Recorded data ::

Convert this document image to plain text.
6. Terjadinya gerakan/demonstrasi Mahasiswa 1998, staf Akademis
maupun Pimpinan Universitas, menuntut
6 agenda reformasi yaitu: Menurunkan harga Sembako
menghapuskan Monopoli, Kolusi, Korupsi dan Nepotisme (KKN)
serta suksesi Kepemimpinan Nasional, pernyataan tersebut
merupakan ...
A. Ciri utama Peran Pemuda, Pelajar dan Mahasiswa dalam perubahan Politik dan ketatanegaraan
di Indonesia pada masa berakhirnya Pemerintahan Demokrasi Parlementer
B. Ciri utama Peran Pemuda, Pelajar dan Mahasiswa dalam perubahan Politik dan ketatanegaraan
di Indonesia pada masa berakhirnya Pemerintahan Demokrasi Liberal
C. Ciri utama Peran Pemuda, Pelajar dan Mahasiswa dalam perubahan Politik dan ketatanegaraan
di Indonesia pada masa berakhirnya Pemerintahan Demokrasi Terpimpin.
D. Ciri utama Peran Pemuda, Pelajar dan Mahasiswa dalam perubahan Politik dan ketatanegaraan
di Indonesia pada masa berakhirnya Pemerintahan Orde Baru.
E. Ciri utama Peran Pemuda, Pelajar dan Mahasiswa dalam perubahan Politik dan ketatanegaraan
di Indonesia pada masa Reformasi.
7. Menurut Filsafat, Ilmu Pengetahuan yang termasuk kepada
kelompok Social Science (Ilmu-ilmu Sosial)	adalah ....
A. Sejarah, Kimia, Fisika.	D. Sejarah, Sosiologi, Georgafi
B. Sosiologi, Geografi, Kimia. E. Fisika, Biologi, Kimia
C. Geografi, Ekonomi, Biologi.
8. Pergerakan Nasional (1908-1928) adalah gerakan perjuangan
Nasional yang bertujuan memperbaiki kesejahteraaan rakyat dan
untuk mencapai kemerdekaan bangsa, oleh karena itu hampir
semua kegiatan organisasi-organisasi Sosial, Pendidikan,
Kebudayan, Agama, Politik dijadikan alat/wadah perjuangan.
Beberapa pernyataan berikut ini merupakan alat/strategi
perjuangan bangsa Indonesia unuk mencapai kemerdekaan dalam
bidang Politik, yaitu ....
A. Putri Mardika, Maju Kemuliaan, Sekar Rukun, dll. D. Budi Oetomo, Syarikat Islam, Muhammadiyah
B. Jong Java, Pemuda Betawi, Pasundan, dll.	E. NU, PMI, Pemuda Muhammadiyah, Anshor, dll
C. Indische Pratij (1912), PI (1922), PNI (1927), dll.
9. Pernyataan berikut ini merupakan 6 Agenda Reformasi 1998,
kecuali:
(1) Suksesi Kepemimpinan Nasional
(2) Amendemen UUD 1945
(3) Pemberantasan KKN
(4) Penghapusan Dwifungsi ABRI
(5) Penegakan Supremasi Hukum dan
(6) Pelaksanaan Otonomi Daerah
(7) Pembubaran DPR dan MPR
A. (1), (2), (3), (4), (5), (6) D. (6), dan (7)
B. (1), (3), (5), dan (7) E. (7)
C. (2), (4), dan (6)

Given task :: Look through the entries and work out how many lines have the word "adalah" in them; reply with that number only.

Solution :: 2